_Objective_.
Gather each line containing the string "Level" from these entries.

_Exercise materials_.
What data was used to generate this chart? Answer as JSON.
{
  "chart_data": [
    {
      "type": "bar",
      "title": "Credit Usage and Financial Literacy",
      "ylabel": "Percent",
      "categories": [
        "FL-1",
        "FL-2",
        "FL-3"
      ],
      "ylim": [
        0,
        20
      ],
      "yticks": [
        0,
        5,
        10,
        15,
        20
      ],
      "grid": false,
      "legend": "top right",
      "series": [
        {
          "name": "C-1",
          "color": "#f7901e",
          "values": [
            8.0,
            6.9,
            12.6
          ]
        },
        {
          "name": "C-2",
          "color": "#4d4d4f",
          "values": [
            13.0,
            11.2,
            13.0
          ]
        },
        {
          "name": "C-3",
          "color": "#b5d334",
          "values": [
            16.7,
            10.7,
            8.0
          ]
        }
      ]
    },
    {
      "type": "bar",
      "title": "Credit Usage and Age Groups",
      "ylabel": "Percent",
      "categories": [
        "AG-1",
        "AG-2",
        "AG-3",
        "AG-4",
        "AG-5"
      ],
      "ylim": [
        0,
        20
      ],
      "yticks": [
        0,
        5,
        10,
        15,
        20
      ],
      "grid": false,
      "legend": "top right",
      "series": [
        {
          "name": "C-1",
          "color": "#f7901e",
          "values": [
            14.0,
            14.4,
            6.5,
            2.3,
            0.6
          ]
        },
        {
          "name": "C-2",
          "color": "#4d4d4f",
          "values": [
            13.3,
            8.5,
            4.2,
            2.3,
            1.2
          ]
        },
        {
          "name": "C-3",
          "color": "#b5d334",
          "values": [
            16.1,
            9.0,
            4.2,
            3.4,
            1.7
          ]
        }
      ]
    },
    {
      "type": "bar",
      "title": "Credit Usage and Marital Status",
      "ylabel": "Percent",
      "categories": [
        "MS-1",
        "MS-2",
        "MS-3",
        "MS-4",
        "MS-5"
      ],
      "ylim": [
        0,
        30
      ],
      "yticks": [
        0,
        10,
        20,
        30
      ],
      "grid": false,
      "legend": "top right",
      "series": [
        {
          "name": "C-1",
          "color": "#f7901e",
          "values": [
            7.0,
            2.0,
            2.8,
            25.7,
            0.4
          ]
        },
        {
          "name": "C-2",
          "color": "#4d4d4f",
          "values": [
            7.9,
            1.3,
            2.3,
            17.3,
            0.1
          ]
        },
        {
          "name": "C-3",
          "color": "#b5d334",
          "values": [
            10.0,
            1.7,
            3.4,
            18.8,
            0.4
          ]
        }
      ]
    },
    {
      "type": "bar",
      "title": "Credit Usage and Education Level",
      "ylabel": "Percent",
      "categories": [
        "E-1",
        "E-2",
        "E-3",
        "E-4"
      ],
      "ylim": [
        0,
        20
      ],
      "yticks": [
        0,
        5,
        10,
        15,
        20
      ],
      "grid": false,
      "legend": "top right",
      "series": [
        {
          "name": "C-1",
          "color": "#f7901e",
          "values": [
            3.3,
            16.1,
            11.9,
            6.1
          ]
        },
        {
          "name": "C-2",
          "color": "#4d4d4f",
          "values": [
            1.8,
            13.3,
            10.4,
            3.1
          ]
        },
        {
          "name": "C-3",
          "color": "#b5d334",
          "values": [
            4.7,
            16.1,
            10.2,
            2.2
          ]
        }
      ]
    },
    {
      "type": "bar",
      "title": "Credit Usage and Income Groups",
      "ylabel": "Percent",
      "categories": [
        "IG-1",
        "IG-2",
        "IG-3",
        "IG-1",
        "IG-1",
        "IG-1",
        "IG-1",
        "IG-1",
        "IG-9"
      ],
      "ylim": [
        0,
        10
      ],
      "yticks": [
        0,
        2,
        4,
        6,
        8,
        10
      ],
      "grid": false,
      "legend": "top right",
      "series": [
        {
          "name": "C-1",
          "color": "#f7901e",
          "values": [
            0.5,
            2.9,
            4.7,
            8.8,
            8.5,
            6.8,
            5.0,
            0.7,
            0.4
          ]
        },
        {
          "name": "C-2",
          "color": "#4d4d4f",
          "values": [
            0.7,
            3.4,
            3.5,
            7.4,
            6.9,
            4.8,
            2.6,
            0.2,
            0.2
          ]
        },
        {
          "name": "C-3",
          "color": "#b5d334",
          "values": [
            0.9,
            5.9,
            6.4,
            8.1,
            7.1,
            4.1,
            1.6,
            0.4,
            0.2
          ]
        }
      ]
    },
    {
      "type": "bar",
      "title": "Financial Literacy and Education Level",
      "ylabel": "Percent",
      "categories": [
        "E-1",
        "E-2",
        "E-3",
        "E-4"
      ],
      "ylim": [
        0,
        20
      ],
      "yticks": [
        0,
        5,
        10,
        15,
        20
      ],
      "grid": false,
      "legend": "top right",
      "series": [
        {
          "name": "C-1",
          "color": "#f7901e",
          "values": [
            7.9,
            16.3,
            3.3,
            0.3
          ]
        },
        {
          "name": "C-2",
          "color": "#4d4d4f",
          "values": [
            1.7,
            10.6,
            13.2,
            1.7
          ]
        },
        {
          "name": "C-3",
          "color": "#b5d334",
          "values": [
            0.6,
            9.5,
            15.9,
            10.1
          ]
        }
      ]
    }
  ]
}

_Right answer_.
      "title": "Credit Usage and Education Level",
      "title": "Financial Literacy and Education Level",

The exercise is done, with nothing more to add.